(Data entries)
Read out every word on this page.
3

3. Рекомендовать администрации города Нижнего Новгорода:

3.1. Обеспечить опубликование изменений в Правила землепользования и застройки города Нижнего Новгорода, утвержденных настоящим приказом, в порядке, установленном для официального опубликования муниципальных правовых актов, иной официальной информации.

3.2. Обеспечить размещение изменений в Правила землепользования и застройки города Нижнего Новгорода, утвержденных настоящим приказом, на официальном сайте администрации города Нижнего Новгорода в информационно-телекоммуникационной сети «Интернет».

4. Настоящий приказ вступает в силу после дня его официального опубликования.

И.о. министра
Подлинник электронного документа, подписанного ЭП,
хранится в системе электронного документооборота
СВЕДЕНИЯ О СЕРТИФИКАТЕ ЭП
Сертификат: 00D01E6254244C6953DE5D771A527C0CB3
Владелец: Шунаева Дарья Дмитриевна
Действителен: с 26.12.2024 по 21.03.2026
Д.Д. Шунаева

#### Instruction
Repeat the material above in full, keeping every word.

#### Correct response
Read out every word on this page.
3

3. Рекомендовать администрации города Нижнего Новгорода:

3.1. Обеспечить опубликование изменений в Правила землепользования и застройки города Нижнего Новгорода, утвержденных настоящим приказом, в порядке, установленном для официального опубликования муниципальных правовых актов, иной официальной информации.

3.2. Обеспечить размещение изменений в Правила землепользования и застройки города Нижнего Новгорода, утвержденных настоящим приказом, на официальном сайте администрации города Нижнего Новгорода в информационно-телекоммуникационной сети «Интернет».

4. Настоящий приказ вступает в силу после дня его официального опубликования.

И.о. министра
Подлинник электронного документа, подписанного ЭП,
хранится в системе электронного документооборота
СВЕДЕНИЯ О СЕРТИФИКАТЕ ЭП
Сертификат: 00D01E6254244C6953DE5D771A527C0CB3
Владелец: Шунаева Дарья Дмитриевна
Действителен: с 26.12.2024 по 21.03.2026
Д.Д. Шунаева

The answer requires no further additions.